**Exercise:** Filter the entries below, keeping only lines with the word "Within".

___ Excerpted data ___

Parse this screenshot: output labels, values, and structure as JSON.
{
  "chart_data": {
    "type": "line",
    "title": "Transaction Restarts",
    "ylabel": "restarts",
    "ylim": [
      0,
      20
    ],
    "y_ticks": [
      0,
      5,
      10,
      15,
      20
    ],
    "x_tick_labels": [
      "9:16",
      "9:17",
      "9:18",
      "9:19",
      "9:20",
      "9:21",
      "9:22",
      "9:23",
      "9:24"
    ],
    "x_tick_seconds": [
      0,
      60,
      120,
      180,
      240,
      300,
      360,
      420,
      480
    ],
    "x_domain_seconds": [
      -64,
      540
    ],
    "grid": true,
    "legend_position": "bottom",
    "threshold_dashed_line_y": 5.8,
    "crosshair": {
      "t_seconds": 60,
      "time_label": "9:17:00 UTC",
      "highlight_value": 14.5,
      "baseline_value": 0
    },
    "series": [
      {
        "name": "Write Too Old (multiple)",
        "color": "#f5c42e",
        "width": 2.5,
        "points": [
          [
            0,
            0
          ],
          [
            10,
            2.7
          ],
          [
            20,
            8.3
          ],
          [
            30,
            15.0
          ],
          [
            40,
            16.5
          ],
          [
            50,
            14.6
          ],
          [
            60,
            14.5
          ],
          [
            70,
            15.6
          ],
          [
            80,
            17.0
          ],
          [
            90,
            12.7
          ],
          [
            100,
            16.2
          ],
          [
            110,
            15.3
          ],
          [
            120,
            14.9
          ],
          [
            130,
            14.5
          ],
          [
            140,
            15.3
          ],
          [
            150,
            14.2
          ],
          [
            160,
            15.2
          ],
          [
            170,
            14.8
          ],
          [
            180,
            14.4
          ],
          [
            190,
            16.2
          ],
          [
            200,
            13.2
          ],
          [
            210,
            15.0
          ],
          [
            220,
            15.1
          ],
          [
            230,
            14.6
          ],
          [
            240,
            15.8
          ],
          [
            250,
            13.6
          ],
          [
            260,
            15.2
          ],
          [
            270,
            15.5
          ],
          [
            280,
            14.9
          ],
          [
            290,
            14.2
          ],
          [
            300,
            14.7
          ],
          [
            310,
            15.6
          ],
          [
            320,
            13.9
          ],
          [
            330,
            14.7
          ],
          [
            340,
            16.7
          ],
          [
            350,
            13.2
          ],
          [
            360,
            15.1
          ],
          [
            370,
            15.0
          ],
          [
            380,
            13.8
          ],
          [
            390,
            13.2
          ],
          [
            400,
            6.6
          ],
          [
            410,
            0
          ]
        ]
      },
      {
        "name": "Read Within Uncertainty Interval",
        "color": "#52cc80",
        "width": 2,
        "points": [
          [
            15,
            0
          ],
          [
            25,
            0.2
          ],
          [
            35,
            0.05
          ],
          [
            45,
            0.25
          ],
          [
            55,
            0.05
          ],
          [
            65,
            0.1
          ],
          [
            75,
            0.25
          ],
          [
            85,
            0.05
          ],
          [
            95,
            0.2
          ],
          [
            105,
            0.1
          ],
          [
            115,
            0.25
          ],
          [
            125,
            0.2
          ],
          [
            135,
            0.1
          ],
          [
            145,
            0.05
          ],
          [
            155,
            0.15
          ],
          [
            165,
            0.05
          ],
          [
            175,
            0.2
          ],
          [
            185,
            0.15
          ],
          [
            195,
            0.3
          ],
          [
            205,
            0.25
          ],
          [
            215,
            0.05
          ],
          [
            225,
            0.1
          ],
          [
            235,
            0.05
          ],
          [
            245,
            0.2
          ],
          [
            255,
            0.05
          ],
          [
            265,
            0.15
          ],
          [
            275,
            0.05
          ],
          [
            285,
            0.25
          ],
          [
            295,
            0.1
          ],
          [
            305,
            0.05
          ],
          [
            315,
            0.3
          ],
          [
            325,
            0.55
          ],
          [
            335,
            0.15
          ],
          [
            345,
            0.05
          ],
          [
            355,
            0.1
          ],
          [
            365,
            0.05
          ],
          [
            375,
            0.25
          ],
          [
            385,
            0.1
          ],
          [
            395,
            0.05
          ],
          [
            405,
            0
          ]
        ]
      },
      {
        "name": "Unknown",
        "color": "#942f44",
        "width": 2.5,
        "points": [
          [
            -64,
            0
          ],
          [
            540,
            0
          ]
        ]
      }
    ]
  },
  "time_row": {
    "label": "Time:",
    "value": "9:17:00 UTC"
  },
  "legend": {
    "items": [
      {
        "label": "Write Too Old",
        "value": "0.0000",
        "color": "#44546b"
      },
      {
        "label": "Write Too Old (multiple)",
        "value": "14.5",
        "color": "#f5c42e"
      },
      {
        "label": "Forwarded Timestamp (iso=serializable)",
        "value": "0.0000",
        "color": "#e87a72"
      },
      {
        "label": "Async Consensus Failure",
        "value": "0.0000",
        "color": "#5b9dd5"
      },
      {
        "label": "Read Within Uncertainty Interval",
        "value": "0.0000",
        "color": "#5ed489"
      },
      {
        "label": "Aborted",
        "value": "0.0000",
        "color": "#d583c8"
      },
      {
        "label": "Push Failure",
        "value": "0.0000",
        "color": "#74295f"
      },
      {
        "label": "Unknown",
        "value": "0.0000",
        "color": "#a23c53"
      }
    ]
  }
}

___

**Response:**
        "name": "Read Within Uncertainty Interval",
        "label": "Read Within Uncertainty Interval",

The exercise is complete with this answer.